▸ **Work to be completed**
All lines from the one containing "Enumerate this screenshot's" through the last line of the listing below are to be copied exactly. Exclude the pictures.

:::::

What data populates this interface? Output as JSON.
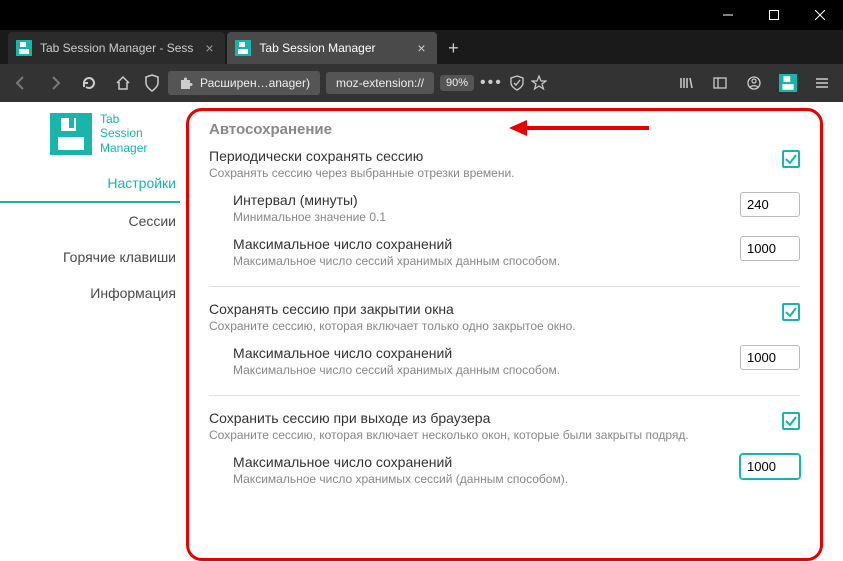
{
  "window": {
    "title": ""
  },
  "tabs": [
    {
      "title": "Tab Session Manager - Sess",
      "active": false
    },
    {
      "title": "Tab Session Manager",
      "active": true
    }
  ],
  "urlbar": {
    "extension_label": "Расширен…anager)",
    "url_text": "moz-extension://",
    "zoom": "90%"
  },
  "sidebar": {
    "app_name_lines": [
      "Tab",
      "Session",
      "Manager"
    ],
    "items": [
      {
        "label": "Настройки",
        "active": true
      },
      {
        "label": "Сессии",
        "active": false
      },
      {
        "label": "Горячие клавиши",
        "active": false
      },
      {
        "label": "Информация",
        "active": false
      }
    ]
  },
  "section": {
    "title": "Автосохранение",
    "groups": [
      {
        "label": "Периодически сохранять сессию",
        "desc": "Сохранять сессию через выбранные отрезки времени.",
        "checked": true,
        "subs": [
          {
            "label": "Интервал (минуты)",
            "desc": "Минимальное значение 0.1",
            "value": "240"
          },
          {
            "label": "Максимальное число сохранений",
            "desc": "Максимальное число сессий хранимых данным способом.",
            "value": "1000"
          }
        ]
      },
      {
        "label": "Сохранять сессию при закрытии окна",
        "desc": "Сохраните сессию, которая включает только одно закрытое окно.",
        "checked": true,
        "subs": [
          {
            "label": "Максимальное число сохранений",
            "desc": "Максимальное число сессий хранимых данным способом.",
            "value": "1000"
          }
        ]
      },
      {
        "label": "Сохранить сессию при выходе из браузера",
        "desc": "Сохраните сессию, которая включает несколько окон, которые были закрыты подряд.",
        "checked": true,
        "subs": [
          {
            "label": "Максимальное число сохранений",
            "desc": "Максимальное число хранимых сессий (данным способом).",
            "value": "1000",
            "focused": true
          }
        ]
      }
    ]
  },
  "colors": {
    "accent": "#19b5ab",
    "annotation": "#e60000"
  }
}
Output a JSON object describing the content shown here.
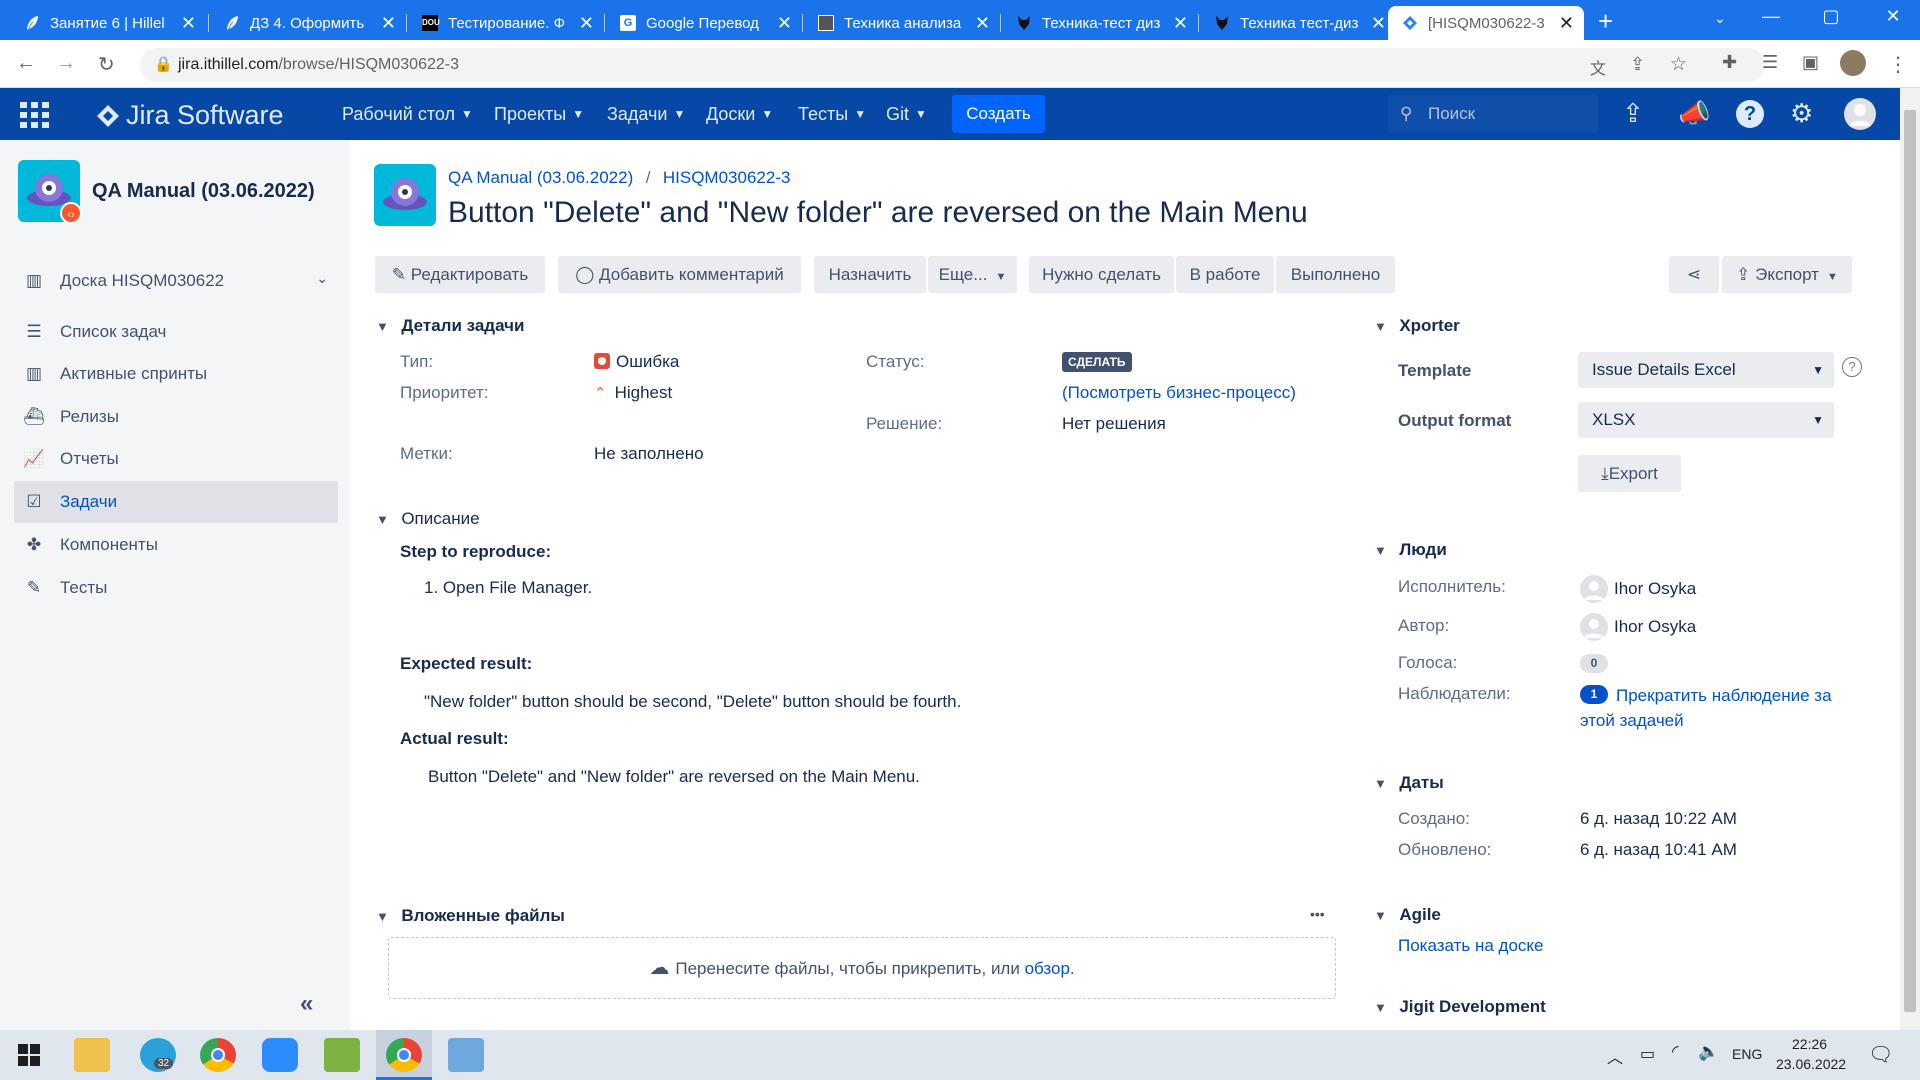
{
  "browser": {
    "tabs": [
      {
        "title": "Занятие 6 | Hillel",
        "favicon": "feather-icon"
      },
      {
        "title": "ДЗ 4. Оформить",
        "favicon": "feather-icon"
      },
      {
        "title": "Тестирование. Ф",
        "favicon": "dou-logo"
      },
      {
        "title": "Google Перевод",
        "favicon": "translate-icon"
      },
      {
        "title": "Техника анализа",
        "favicon": "image-icon"
      },
      {
        "title": "Техника-тест диз",
        "favicon": "fox-icon"
      },
      {
        "title": "Техника тест-диз",
        "favicon": "fox-icon"
      },
      {
        "title": "[HISQM030622-3",
        "favicon": "jira-icon",
        "active": true
      }
    ],
    "new_tab": "+",
    "url_host": "jira.ithillel.com",
    "url_path": "/browse/HISQM030622-3"
  },
  "header": {
    "product": "Jira Software",
    "nav": [
      "Рабочий стол",
      "Проекты",
      "Задачи",
      "Доски",
      "Тесты",
      "Git"
    ],
    "create": "Создать",
    "search_placeholder": "Поиск"
  },
  "sidebar": {
    "project": "QA Manual (03.06.2022)",
    "board": "Доска HISQM030622",
    "items": [
      "Список задач",
      "Активные спринты",
      "Релизы",
      "Отчеты",
      "Задачи",
      "Компоненты",
      "Тесты"
    ],
    "collapse": "«"
  },
  "issue": {
    "breadcrumb_project": "QA Manual (03.06.2022)",
    "breadcrumb_sep": "/",
    "key": "HISQM030622-3",
    "title": "Button \"Delete\" and \"New folder\" are reversed on the Main Menu",
    "toolbar": {
      "edit": "Редактировать",
      "comment": "Добавить комментарий",
      "assign": "Назначить",
      "more": "Еще...",
      "todo": "Нужно сделать",
      "inprogress": "В работе",
      "done": "Выполнено",
      "export": "Экспорт"
    },
    "details": {
      "heading": "Детали задачи",
      "type_label": "Тип:",
      "type_value": "Ошибка",
      "priority_label": "Приоритет:",
      "priority_value": "Highest",
      "labels_label": "Метки:",
      "labels_value": "Не заполнено",
      "status_label": "Статус:",
      "status_value": "СДЕЛАТЬ",
      "workflow_link": "(Посмотреть бизнес-процесс)",
      "resolution_label": "Решение:",
      "resolution_value": "Нет решения"
    },
    "description": {
      "heading": "Описание",
      "steps_title": "Step to reproduce:",
      "step1": "1. Open File Manager.",
      "expected_title": "Expected result:",
      "expected": "\"New folder\" button should be second, \"Delete\" button should be fourth.",
      "actual_title": "Actual result:",
      "actual": "Button \"Delete\" and \"New folder\" are reversed on the Main Menu."
    },
    "attachments": {
      "heading": "Вложенные файлы",
      "more": "•••",
      "drop_text": "Перенесите файлы, чтобы прикрепить, или ",
      "browse_link": "обзор."
    }
  },
  "right": {
    "xporter": {
      "heading": "Xporter",
      "template_label": "Template",
      "template_value": "Issue Details Excel",
      "format_label": "Output format",
      "format_value": "XLSX",
      "export": "Export",
      "help": "?"
    },
    "people": {
      "heading": "Люди",
      "assignee_label": "Исполнитель:",
      "assignee": "Ihor Osyka",
      "reporter_label": "Автор:",
      "reporter": "Ihor Osyka",
      "votes_label": "Голоса:",
      "votes": "0",
      "watchers_label": "Наблюдатели:",
      "watchers": "1",
      "watch_link": "Прекратить наблюдение за этой задачей"
    },
    "dates": {
      "heading": "Даты",
      "created_label": "Создано:",
      "created": "6 д. назад 10:22 AM",
      "updated_label": "Обновлено:",
      "updated": "6 д. назад 10:41 AM"
    },
    "agile": {
      "heading": "Agile",
      "link": "Показать на доске"
    },
    "jigit": {
      "heading": "Jigit Development"
    }
  },
  "taskbar": {
    "telegram_badge": "32",
    "lang": "ENG",
    "time": "22:26",
    "date": "23.06.2022"
  },
  "colors": {
    "chrome_blue": "#1a73e8",
    "jira_header": "#0747a6",
    "create_button": "#0065ff",
    "link": "#0052cc",
    "bug_red": "#e5493a",
    "status_dark": "#42526e"
  }
}
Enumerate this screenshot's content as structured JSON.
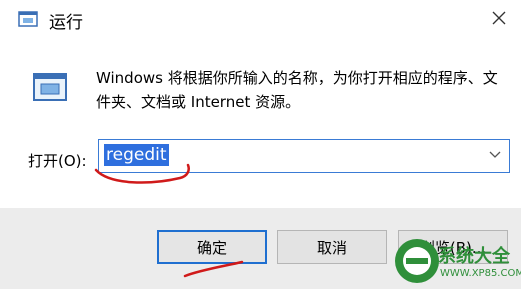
{
  "window": {
    "title": "运行",
    "icon": "run-dialog-icon",
    "close_icon": "close-icon"
  },
  "main": {
    "description": "Windows 将根据你所输入的名称，为你打开相应的程序、文件夹、文档或 Internet 资源。",
    "open_label": "打开(O):",
    "open_value": "regedit"
  },
  "buttons": {
    "ok": "确定",
    "cancel": "取消",
    "browse": "浏览(B)..."
  },
  "watermark": {
    "text": "系统大全",
    "url": "WWW.XP85.COM"
  },
  "colors": {
    "accent": "#1f6fd0",
    "selection": "#2f6fde",
    "annotation": "#d01a1a",
    "watermark": "#2f8f3a"
  }
}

:::::

▸ **Exercise response**
Enumerate this screenshot's content as structured JSON.
{
  "window": {
    "title": "运行",
    "icon": "run-dialog-icon",
    "close_icon": "close-icon"
  },
  "main": {
    "description": "Windows 将根据你所输入的名称，为你打开相应的程序、文件夹、文档或 Internet 资源。",
    "open_label": "打开(O):",
    "open_value": "regedit"
  },
  "buttons": {
    "ok": "确定",
    "cancel": "取消",
    "browse": "浏览(B)..."
  },
  "watermark": {
    "text": "系统大全",
    "url": "WWW.XP85.COM"
  },
  "colors": {
    "accent": "#1f6fd0",
    "selection": "#2f6fde",
    "annotation": "#d01a1a",
    "watermark": "#2f8f3a"
  }
}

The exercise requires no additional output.